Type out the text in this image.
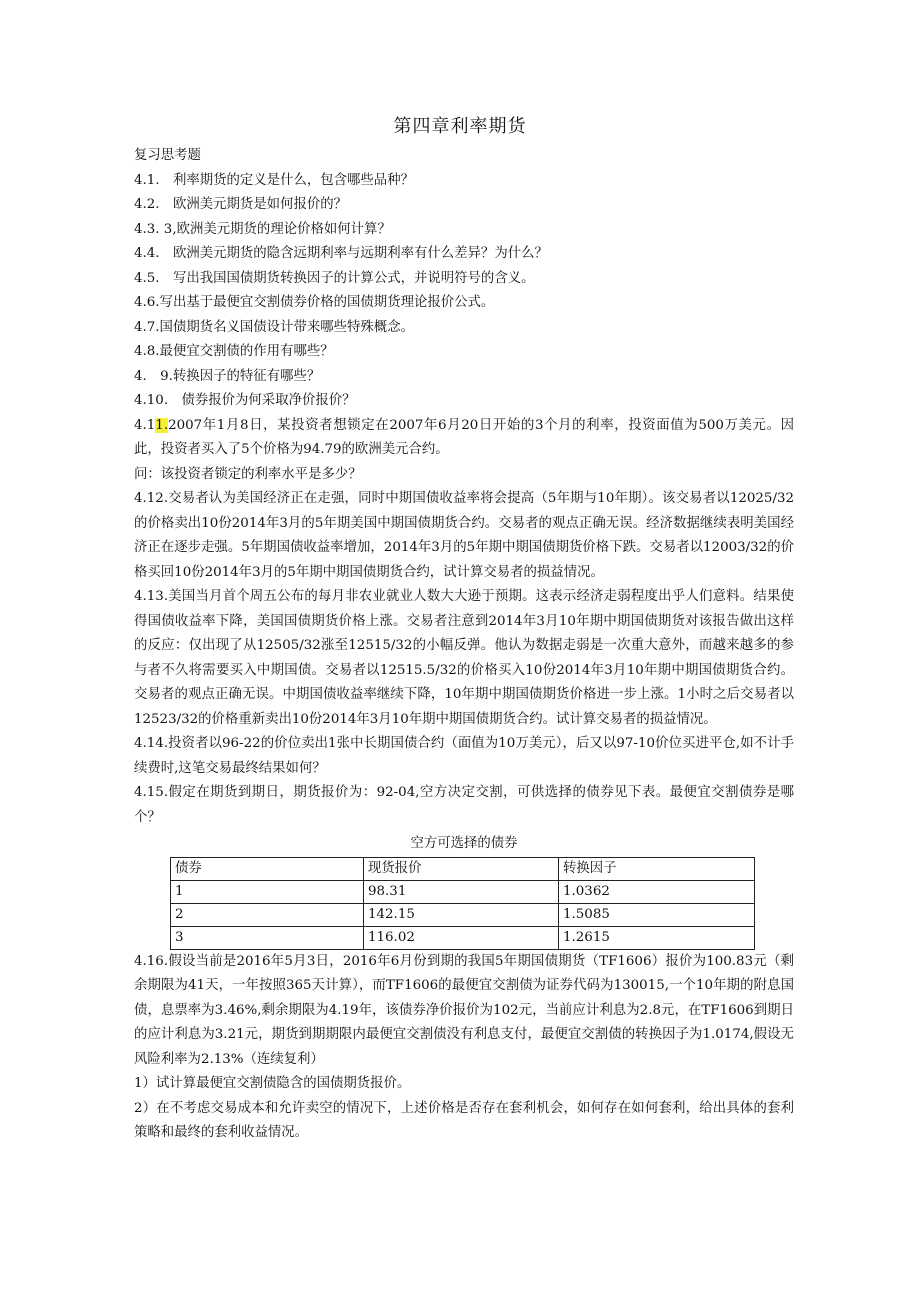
第四章利率期货
复习思考题
4.1.　利率期货的定义是什么，包含哪些品种？
4.2.　欧洲美元期货是如何报价的？
4.3. 3,欧洲美元期货的理论价格如何计算？
4.4.　欧洲美元期货的隐含远期利率与远期利率有什么差异？为什么？
4.5.　写出我国国债期货转换因子的计算公式，并说明符号的含义。
4.6.写出基于最便宜交割债券价格的国债期货理论报价公式。
4.7.国债期货名义国债设计带来哪些特殊概念。
4.8.最便宜交割债的作用有哪些？
4.　9.转换因子的特征有哪些？
4.10.　债券报价为何采取净价报价？
4.11.2007年1月8日，某投资者想锁定在2007年6月20日开始的3个月的利率，投资面值为500万美元。因此，投资者买入了5个价格为94.79的欧洲美元合约。
问：该投资者锁定的利率水平是多少？
4.12.交易者认为美国经济正在走强，同时中期国债收益率将会提高（5年期与10年期）。该交易者以12025/32的价格卖出10份2014年3月的5年期美国中期国债期货合约。交易者的观点正确无误。经济数据继续表明美国经济正在逐步走强。5年期国债收益率增加，2014年3月的5年期中期国债期货价格下跌。交易者以12003/32的价格买回10份2014年3月的5年期中期国债期货合约，试计算交易者的损益情况。
4.13.美国当月首个周五公布的每月非农业就业人数大大逊于预期。这表示经济走弱程度出乎人们意料。结果使得国债收益率下降，美国国债期货价格上涨。交易者注意到2014年3月10年期中期国债期货对该报告做出这样的反应：仅出现了从12505/32涨至12515/32的小幅反弹。他认为数据走弱是一次重大意外，而越来越多的参与者不久将需要买入中期国债。交易者以12515.5/32的价格买入10份2014年3月10年期中期国债期货合约。交易者的观点正确无误。中期国债收益率继续下降，10年期中期国债期货价格进一步上涨。1小时之后交易者以12523/32的价格重新卖出10份2014年3月10年期中期国债期货合约。试计算交易者的损益情况。
4.14.投资者以96-22的价位卖出1张中长期国债合约（面值为10万美元），后又以97-10价位买进平仓,如不计手续费时,这笔交易最终结果如何？
4.15.假定在期货到期日，期货报价为：92-04,空方决定交割，可供选择的债券见下表。最便宜交割债券是哪个？
空方可选择的债券
债券	现货报价	转换因子
1	98.31	1.0362
2	142.15	1.5085
3	116.02	1.2615
4.16.假设当前是2016年5月3日，2016年6月份到期的我国5年期国债期货（TF1606）报价为100.83元（剩余期限为41天，一年按照365天计算），而TF1606的最便宜交割债为证券代码为130015,一个10年期的附息国债，息票率为3.46%,剩余期限为4.19年，该债券净价报价为102元，当前应计利息为2.8元，在TF1606到期日的应计利息为3.21元，期货到期期限内最便宜交割债没有利息支付，最便宜交割债的转换因子为1.0174,假设无风险利率为2.13%（连续复利）
1）试计算最便宜交割债隐含的国债期货报价。
2）在不考虑交易成本和允许卖空的情况下，上述价格是否存在套利机会，如何存在如何套利，给出具体的套利策略和最终的套利收益情况。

═══

• WHAT YOU WILL DO:
Pictures stay out; repeat all the rest of the records exactly.

• TASK RESPONSE:
Type out the text in this image.
第四章利率期货
复习思考题
4.1.　利率期货的定义是什么，包含哪些品种？
4.2.　欧洲美元期货是如何报价的？
4.3. 3,欧洲美元期货的理论价格如何计算？
4.4.　欧洲美元期货的隐含远期利率与远期利率有什么差异？为什么？
4.5.　写出我国国债期货转换因子的计算公式，并说明符号的含义。
4.6.写出基于最便宜交割债券价格的国债期货理论报价公式。
4.7.国债期货名义国债设计带来哪些特殊概念。
4.8.最便宜交割债的作用有哪些？
4.　9.转换因子的特征有哪些？
4.10.　债券报价为何采取净价报价？
4.11.2007年1月8日，某投资者想锁定在2007年6月20日开始的3个月的利率，投资面值为500万美元。因此，投资者买入了5个价格为94.79的欧洲美元合约。
问：该投资者锁定的利率水平是多少？
4.12.交易者认为美国经济正在走强，同时中期国债收益率将会提高（5年期与10年期）。该交易者以12025/32的价格卖出10份2014年3月的5年期美国中期国债期货合约。交易者的观点正确无误。经济数据继续表明美国经济正在逐步走强。5年期国债收益率增加，2014年3月的5年期中期国债期货价格下跌。交易者以12003/32的价格买回10份2014年3月的5年期中期国债期货合约，试计算交易者的损益情况。
4.13.美国当月首个周五公布的每月非农业就业人数大大逊于预期。这表示经济走弱程度出乎人们意料。结果使得国债收益率下降，美国国债期货价格上涨。交易者注意到2014年3月10年期中期国债期货对该报告做出这样的反应：仅出现了从12505/32涨至12515/32的小幅反弹。他认为数据走弱是一次重大意外，而越来越多的参与者不久将需要买入中期国债。交易者以12515.5/32的价格买入10份2014年3月10年期中期国债期货合约。交易者的观点正确无误。中期国债收益率继续下降，10年期中期国债期货价格进一步上涨。1小时之后交易者以12523/32的价格重新卖出10份2014年3月10年期中期国债期货合约。试计算交易者的损益情况。
4.14.投资者以96-22的价位卖出1张中长期国债合约（面值为10万美元），后又以97-10价位买进平仓,如不计手续费时,这笔交易最终结果如何？
4.15.假定在期货到期日，期货报价为：92-04,空方决定交割，可供选择的债券见下表。最便宜交割债券是哪个？
空方可选择的债券
债券	现货报价	转换因子
1	98.31	1.0362
2	142.15	1.5085
3	116.02	1.2615
4.16.假设当前是2016年5月3日，2016年6月份到期的我国5年期国债期货（TF1606）报价为100.83元（剩余期限为41天，一年按照365天计算），而TF1606的最便宜交割债为证券代码为130015,一个10年期的附息国债，息票率为3.46%,剩余期限为4.19年，该债券净价报价为102元，当前应计利息为2.8元，在TF1606到期日的应计利息为3.21元，期货到期期限内最便宜交割债没有利息支付，最便宜交割债的转换因子为1.0174,假设无风险利率为2.13%（连续复利）
1）试计算最便宜交割债隐含的国债期货报价。
2）在不考虑交易成本和允许卖空的情况下，上述价格是否存在套利机会，如何存在如何套利，给出具体的套利策略和最终的套利收益情况。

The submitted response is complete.